— Start Listed records —

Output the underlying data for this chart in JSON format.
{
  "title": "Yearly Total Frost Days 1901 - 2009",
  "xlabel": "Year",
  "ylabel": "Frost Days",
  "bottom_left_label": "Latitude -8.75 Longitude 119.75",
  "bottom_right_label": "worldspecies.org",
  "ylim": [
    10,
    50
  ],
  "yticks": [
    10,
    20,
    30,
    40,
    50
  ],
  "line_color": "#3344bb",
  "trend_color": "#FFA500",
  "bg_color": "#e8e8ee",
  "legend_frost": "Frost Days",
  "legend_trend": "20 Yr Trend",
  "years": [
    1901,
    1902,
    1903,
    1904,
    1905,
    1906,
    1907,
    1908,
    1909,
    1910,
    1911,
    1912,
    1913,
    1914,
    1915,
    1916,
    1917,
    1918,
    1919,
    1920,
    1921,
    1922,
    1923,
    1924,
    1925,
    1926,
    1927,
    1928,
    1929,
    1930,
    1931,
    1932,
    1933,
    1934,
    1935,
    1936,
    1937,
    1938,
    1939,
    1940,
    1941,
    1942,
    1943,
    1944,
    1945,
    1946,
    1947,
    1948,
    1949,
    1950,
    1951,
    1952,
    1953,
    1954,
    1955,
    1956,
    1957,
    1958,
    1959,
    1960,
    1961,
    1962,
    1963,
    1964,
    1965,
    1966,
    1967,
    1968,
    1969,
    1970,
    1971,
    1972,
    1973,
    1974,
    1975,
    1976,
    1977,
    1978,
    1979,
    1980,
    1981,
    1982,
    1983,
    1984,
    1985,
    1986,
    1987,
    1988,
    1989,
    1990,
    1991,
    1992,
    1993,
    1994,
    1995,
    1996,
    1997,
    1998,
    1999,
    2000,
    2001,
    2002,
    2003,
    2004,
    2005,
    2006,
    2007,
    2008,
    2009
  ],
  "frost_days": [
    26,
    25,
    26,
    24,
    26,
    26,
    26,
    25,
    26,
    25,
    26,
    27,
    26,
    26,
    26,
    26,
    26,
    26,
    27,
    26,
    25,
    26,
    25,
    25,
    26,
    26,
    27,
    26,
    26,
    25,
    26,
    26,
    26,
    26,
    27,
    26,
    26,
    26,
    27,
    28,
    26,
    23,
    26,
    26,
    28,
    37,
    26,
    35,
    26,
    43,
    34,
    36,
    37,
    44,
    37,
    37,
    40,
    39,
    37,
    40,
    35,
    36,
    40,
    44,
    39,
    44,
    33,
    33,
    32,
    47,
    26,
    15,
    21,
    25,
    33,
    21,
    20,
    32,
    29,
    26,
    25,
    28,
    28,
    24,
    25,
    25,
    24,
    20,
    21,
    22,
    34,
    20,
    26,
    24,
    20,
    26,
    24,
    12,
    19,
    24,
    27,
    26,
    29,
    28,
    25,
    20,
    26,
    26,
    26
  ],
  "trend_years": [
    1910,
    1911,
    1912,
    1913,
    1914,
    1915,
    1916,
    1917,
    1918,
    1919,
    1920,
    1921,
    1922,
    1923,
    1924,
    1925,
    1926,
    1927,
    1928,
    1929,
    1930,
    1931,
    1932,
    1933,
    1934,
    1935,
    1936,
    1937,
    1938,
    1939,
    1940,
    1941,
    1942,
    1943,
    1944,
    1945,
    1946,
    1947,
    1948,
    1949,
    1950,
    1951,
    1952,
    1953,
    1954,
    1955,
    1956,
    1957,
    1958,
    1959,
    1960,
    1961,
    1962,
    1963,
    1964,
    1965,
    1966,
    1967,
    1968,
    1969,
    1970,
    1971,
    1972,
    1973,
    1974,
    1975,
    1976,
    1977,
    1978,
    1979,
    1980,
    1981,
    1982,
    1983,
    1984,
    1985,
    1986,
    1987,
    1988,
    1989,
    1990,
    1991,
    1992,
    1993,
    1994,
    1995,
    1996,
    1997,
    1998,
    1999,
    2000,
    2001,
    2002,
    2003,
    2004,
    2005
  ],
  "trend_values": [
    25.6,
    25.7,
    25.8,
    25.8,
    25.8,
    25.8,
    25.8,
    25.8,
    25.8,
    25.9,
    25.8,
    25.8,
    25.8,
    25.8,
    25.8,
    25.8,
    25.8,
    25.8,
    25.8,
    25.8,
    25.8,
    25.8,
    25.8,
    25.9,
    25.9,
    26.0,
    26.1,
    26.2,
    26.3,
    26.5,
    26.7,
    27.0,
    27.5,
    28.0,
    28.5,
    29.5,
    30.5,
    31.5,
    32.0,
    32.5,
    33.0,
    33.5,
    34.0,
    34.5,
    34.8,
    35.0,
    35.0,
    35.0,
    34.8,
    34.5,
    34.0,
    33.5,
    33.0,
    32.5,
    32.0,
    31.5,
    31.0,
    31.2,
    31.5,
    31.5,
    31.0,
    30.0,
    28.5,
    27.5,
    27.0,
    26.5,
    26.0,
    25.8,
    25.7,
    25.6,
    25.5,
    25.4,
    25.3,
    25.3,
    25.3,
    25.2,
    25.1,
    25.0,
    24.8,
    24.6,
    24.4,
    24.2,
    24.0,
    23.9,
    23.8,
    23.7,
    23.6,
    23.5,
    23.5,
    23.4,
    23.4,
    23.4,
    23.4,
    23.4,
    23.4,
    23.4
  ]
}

— End Listed records —

__Exercise goal__
Print the material once more, exactly.

__Finished exercise__
Output the underlying data for this chart in JSON format.
{
  "title": "Yearly Total Frost Days 1901 - 2009",
  "xlabel": "Year",
  "ylabel": "Frost Days",
  "bottom_left_label": "Latitude -8.75 Longitude 119.75",
  "bottom_right_label": "worldspecies.org",
  "ylim": [
    10,
    50
  ],
  "yticks": [
    10,
    20,
    30,
    40,
    50
  ],
  "line_color": "#3344bb",
  "trend_color": "#FFA500",
  "bg_color": "#e8e8ee",
  "legend_frost": "Frost Days",
  "legend_trend": "20 Yr Trend",
  "years": [
    1901,
    1902,
    1903,
    1904,
    1905,
    1906,
    1907,
    1908,
    1909,
    1910,
    1911,
    1912,
    1913,
    1914,
    1915,
    1916,
    1917,
    1918,
    1919,
    1920,
    1921,
    1922,
    1923,
    1924,
    1925,
    1926,
    1927,
    1928,
    1929,
    1930,
    1931,
    1932,
    1933,
    1934,
    1935,
    1936,
    1937,
    1938,
    1939,
    1940,
    1941,
    1942,
    1943,
    1944,
    1945,
    1946,
    1947,
    1948,
    1949,
    1950,
    1951,
    1952,
    1953,
    1954,
    1955,
    1956,
    1957,
    1958,
    1959,
    1960,
    1961,
    1962,
    1963,
    1964,
    1965,
    1966,
    1967,
    1968,
    1969,
    1970,
    1971,
    1972,
    1973,
    1974,
    1975,
    1976,
    1977,
    1978,
    1979,
    1980,
    1981,
    1982,
    1983,
    1984,
    1985,
    1986,
    1987,
    1988,
    1989,
    1990,
    1991,
    1992,
    1993,
    1994,
    1995,
    1996,
    1997,
    1998,
    1999,
    2000,
    2001,
    2002,
    2003,
    2004,
    2005,
    2006,
    2007,
    2008,
    2009
  ],
  "frost_days": [
    26,
    25,
    26,
    24,
    26,
    26,
    26,
    25,
    26,
    25,
    26,
    27,
    26,
    26,
    26,
    26,
    26,
    26,
    27,
    26,
    25,
    26,
    25,
    25,
    26,
    26,
    27,
    26,
    26,
    25,
    26,
    26,
    26,
    26,
    27,
    26,
    26,
    26,
    27,
    28,
    26,
    23,
    26,
    26,
    28,
    37,
    26,
    35,
    26,
    43,
    34,
    36,
    37,
    44,
    37,
    37,
    40,
    39,
    37,
    40,
    35,
    36,
    40,
    44,
    39,
    44,
    33,
    33,
    32,
    47,
    26,
    15,
    21,
    25,
    33,
    21,
    20,
    32,
    29,
    26,
    25,
    28,
    28,
    24,
    25,
    25,
    24,
    20,
    21,
    22,
    34,
    20,
    26,
    24,
    20,
    26,
    24,
    12,
    19,
    24,
    27,
    26,
    29,
    28,
    25,
    20,
    26,
    26,
    26
  ],
  "trend_years": [
    1910,
    1911,
    1912,
    1913,
    1914,
    1915,
    1916,
    1917,
    1918,
    1919,
    1920,
    1921,
    1922,
    1923,
    1924,
    1925,
    1926,
    1927,
    1928,
    1929,
    1930,
    1931,
    1932,
    1933,
    1934,
    1935,
    1936,
    1937,
    1938,
    1939,
    1940,
    1941,
    1942,
    1943,
    1944,
    1945,
    1946,
    1947,
    1948,
    1949,
    1950,
    1951,
    1952,
    1953,
    1954,
    1955,
    1956,
    1957,
    1958,
    1959,
    1960,
    1961,
    1962,
    1963,
    1964,
    1965,
    1966,
    1967,
    1968,
    1969,
    1970,
    1971,
    1972,
    1973,
    1974,
    1975,
    1976,
    1977,
    1978,
    1979,
    1980,
    1981,
    1982,
    1983,
    1984,
    1985,
    1986,
    1987,
    1988,
    1989,
    1990,
    1991,
    1992,
    1993,
    1994,
    1995,
    1996,
    1997,
    1998,
    1999,
    2000,
    2001,
    2002,
    2003,
    2004,
    2005
  ],
  "trend_values": [
    25.6,
    25.7,
    25.8,
    25.8,
    25.8,
    25.8,
    25.8,
    25.8,
    25.8,
    25.9,
    25.8,
    25.8,
    25.8,
    25.8,
    25.8,
    25.8,
    25.8,
    25.8,
    25.8,
    25.8,
    25.8,
    25.8,
    25.8,
    25.9,
    25.9,
    26.0,
    26.1,
    26.2,
    26.3,
    26.5,
    26.7,
    27.0,
    27.5,
    28.0,
    28.5,
    29.5,
    30.5,
    31.5,
    32.0,
    32.5,
    33.0,
    33.5,
    34.0,
    34.5,
    34.8,
    35.0,
    35.0,
    35.0,
    34.8,
    34.5,
    34.0,
    33.5,
    33.0,
    32.5,
    32.0,
    31.5,
    31.0,
    31.2,
    31.5,
    31.5,
    31.0,
    30.0,
    28.5,
    27.5,
    27.0,
    26.5,
    26.0,
    25.8,
    25.7,
    25.6,
    25.5,
    25.4,
    25.3,
    25.3,
    25.3,
    25.2,
    25.1,
    25.0,
    24.8,
    24.6,
    24.4,
    24.2,
    24.0,
    23.9,
    23.8,
    23.7,
    23.6,
    23.5,
    23.5,
    23.4,
    23.4,
    23.4,
    23.4,
    23.4,
    23.4,
    23.4
  ]
}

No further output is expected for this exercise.